### STATED EXERCISE:
Find each line in the following listing that has the string "Eduardo", then state the count and nothing else.

[BEGIN]

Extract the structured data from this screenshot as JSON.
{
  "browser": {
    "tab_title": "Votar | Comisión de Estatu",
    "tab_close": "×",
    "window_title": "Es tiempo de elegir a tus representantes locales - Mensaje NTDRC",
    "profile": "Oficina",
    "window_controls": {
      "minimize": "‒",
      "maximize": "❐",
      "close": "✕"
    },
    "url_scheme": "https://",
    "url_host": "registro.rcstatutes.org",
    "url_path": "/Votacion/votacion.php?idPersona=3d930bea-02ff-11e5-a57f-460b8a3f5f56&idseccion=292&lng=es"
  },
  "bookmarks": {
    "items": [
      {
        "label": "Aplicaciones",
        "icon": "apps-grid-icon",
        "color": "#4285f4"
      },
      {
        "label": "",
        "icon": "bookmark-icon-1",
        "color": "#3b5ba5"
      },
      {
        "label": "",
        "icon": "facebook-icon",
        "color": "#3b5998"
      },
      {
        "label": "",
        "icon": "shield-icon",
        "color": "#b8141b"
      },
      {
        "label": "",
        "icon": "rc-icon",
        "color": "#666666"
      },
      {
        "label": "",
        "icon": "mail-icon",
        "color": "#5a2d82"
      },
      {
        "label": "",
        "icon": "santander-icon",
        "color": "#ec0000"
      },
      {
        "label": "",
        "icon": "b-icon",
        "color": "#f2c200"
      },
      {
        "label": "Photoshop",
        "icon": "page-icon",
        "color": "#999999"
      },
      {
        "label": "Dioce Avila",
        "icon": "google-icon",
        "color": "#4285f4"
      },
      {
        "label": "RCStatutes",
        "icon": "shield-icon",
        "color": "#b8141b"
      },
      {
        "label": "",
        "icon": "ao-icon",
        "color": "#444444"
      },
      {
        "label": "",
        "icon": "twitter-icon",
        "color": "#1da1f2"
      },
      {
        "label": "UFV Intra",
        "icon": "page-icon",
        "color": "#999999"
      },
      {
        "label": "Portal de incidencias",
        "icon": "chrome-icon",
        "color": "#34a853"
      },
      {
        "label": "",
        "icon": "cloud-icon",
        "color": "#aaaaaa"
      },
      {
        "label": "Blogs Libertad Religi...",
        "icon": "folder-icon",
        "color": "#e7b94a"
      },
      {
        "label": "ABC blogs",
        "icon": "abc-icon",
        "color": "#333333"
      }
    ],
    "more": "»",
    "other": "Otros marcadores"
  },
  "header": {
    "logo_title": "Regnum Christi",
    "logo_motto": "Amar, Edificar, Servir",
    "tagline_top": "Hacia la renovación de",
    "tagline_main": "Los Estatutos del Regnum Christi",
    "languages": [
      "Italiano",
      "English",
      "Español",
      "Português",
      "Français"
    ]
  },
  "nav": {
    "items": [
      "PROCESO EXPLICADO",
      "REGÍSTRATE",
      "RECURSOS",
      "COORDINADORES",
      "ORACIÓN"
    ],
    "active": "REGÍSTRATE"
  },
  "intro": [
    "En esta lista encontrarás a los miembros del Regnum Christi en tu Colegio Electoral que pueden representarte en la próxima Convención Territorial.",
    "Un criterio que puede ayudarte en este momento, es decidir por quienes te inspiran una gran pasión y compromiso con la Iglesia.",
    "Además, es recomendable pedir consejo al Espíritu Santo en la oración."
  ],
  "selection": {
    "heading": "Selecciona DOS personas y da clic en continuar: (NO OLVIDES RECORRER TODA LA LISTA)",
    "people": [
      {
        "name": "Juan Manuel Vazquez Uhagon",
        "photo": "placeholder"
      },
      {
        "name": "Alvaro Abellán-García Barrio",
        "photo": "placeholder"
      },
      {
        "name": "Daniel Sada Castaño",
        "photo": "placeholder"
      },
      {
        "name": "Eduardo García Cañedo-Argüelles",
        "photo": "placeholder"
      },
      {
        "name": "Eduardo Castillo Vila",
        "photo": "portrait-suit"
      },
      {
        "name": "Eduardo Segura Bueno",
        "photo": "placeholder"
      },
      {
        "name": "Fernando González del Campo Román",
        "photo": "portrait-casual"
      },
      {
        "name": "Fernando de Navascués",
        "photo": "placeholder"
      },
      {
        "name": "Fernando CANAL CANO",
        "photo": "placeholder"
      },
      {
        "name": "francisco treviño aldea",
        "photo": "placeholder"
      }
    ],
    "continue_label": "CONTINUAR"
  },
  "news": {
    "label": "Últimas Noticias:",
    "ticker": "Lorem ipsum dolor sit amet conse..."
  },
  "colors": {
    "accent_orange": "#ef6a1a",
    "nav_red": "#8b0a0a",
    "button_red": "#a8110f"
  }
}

[END]

### ANSWER FOR THE TASK:
3